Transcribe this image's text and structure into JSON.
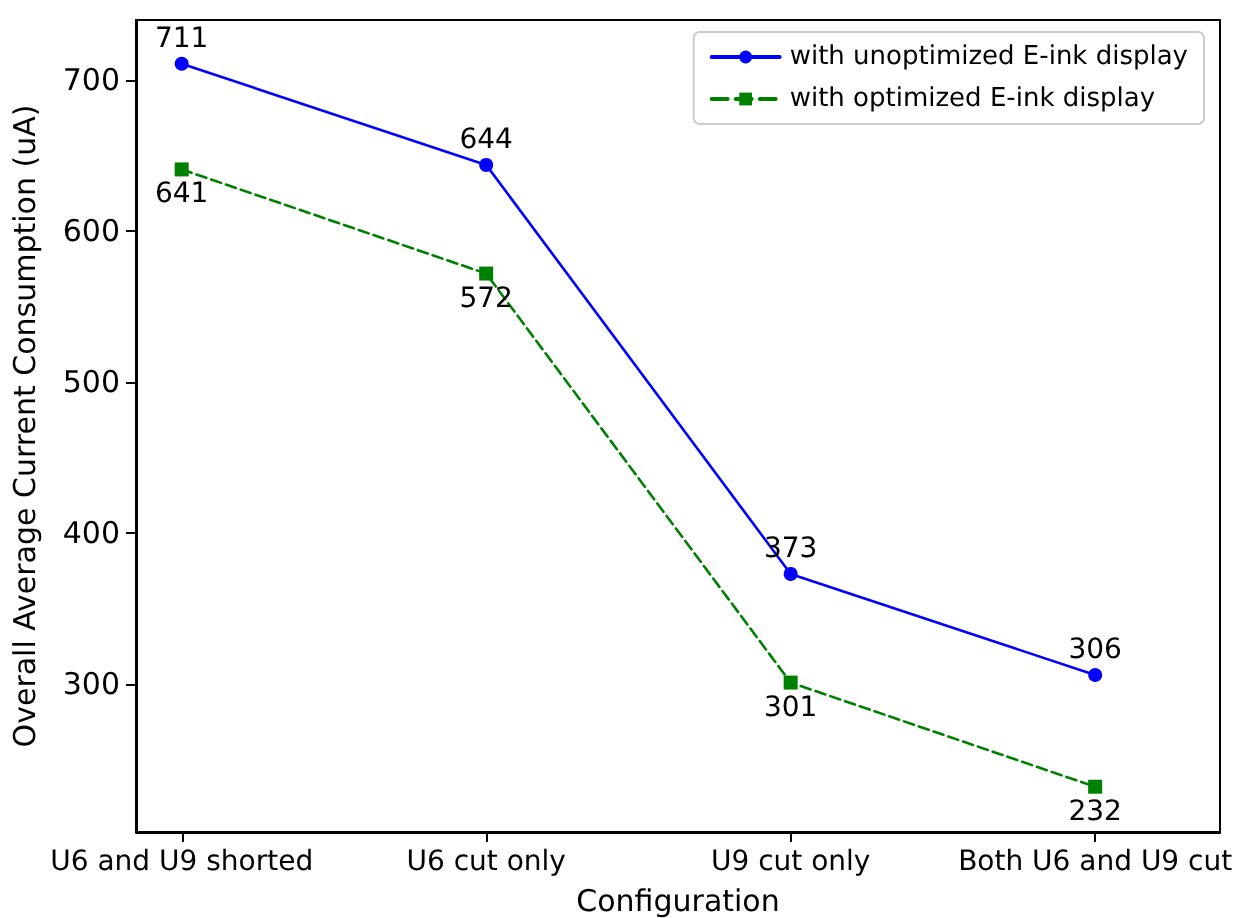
{
  "chart_data": {
    "type": "line",
    "xlabel": "Configuration",
    "ylabel": "Overall Average Current Consumption (uA)",
    "categories": [
      "U6 and U9 shorted",
      "U6 cut only",
      "U9 cut only",
      "Both U6 and U9 cut"
    ],
    "series": [
      {
        "name": "with unoptimized E-ink display",
        "color": "#0000ff",
        "values": [
          711,
          644,
          373,
          306
        ],
        "marker": "circle",
        "line_style": "solid"
      },
      {
        "name": "with optimized E-ink display",
        "color": "#008000",
        "values": [
          641,
          572,
          301,
          232
        ],
        "marker": "square",
        "line_style": "dashed"
      }
    ],
    "ylim": [
      202,
      740
    ],
    "yticks": [
      300,
      400,
      500,
      600,
      700
    ],
    "data_labels": true,
    "grid": false,
    "legend": "top right"
  }
}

-- -- --

■ What is required
Copy out every line with the word "display".

■ Exercise result
        "name": "with unoptimized E-ink display",
        "name": "with optimized E-ink display",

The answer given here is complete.